» **Task prompt**
What is the number of lines containing "noise"? Give only that number.

##### Exercise input #####

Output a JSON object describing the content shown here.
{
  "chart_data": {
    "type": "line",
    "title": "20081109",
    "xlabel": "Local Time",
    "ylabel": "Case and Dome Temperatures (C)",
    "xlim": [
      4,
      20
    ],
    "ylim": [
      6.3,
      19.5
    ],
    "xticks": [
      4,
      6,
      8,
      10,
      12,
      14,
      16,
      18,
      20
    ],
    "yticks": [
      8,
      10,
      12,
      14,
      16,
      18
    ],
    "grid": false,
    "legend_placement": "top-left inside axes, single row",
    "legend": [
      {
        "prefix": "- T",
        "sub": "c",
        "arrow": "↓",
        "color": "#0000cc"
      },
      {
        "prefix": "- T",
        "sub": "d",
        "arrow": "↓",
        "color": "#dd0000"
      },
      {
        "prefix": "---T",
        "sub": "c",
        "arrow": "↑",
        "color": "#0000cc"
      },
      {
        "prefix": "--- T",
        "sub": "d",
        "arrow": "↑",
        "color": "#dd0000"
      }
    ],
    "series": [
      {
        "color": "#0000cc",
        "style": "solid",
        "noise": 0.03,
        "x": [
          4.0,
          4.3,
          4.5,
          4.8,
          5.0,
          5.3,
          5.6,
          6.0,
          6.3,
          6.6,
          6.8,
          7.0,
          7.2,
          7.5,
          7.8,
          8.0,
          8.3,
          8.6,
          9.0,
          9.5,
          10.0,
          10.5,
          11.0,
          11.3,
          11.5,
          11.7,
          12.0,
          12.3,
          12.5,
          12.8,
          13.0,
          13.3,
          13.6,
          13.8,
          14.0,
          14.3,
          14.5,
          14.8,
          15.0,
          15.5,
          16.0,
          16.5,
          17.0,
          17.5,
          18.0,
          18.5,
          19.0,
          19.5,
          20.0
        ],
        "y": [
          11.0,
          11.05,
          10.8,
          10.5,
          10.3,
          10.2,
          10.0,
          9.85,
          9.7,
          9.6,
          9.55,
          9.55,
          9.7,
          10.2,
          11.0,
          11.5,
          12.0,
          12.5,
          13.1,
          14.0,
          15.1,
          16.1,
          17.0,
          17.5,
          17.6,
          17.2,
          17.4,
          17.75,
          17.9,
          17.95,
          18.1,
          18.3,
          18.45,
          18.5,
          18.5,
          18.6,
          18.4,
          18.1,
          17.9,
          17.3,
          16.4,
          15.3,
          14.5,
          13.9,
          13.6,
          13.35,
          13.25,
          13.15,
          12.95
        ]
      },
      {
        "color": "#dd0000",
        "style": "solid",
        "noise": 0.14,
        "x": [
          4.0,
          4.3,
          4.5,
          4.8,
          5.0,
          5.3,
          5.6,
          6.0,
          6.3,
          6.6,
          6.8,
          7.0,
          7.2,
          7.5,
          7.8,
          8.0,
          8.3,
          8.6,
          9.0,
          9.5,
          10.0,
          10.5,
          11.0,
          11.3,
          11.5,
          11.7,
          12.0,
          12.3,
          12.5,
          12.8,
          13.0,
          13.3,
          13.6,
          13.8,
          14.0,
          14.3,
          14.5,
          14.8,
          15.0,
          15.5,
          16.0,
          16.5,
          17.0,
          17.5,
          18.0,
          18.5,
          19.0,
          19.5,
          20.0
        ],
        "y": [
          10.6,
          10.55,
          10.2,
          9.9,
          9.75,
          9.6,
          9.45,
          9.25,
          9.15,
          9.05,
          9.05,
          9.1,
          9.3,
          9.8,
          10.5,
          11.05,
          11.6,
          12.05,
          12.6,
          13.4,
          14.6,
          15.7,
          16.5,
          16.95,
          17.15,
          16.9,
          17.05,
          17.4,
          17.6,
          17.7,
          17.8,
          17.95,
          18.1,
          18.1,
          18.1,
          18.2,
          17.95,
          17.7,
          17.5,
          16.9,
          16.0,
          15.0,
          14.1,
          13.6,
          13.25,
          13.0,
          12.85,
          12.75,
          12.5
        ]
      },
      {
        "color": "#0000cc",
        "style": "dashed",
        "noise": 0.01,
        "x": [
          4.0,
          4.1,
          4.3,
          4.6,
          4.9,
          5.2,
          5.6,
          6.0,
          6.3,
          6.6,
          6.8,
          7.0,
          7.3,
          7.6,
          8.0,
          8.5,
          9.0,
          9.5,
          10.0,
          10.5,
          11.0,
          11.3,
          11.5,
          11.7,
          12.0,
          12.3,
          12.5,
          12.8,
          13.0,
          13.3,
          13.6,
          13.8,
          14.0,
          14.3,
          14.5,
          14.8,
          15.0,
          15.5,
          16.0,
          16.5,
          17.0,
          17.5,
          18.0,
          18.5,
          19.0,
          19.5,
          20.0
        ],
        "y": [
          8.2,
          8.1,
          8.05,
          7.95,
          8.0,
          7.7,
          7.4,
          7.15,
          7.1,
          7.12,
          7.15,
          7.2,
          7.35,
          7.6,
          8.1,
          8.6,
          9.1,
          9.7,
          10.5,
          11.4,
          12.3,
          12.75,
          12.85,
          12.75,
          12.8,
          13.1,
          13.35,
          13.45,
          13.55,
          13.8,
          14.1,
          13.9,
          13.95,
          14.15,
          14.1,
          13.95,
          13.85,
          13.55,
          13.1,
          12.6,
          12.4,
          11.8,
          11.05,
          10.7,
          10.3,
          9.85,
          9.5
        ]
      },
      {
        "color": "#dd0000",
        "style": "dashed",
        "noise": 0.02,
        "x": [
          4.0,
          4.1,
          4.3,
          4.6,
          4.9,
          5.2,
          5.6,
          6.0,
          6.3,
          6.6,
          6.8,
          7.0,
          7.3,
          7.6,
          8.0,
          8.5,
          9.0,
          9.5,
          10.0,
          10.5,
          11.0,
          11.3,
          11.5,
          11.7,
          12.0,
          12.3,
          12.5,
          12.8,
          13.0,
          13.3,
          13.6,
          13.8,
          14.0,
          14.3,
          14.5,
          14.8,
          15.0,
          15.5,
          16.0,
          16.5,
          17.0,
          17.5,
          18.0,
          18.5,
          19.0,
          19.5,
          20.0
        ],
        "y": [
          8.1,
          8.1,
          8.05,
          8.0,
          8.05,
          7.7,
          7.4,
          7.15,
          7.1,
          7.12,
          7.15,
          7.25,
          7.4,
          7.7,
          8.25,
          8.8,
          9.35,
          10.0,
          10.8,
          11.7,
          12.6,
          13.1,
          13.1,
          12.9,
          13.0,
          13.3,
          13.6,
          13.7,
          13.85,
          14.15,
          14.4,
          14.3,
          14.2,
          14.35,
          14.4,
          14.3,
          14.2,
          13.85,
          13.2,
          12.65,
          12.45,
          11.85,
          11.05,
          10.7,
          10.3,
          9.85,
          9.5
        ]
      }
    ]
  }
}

#####

» **Output of the task**
4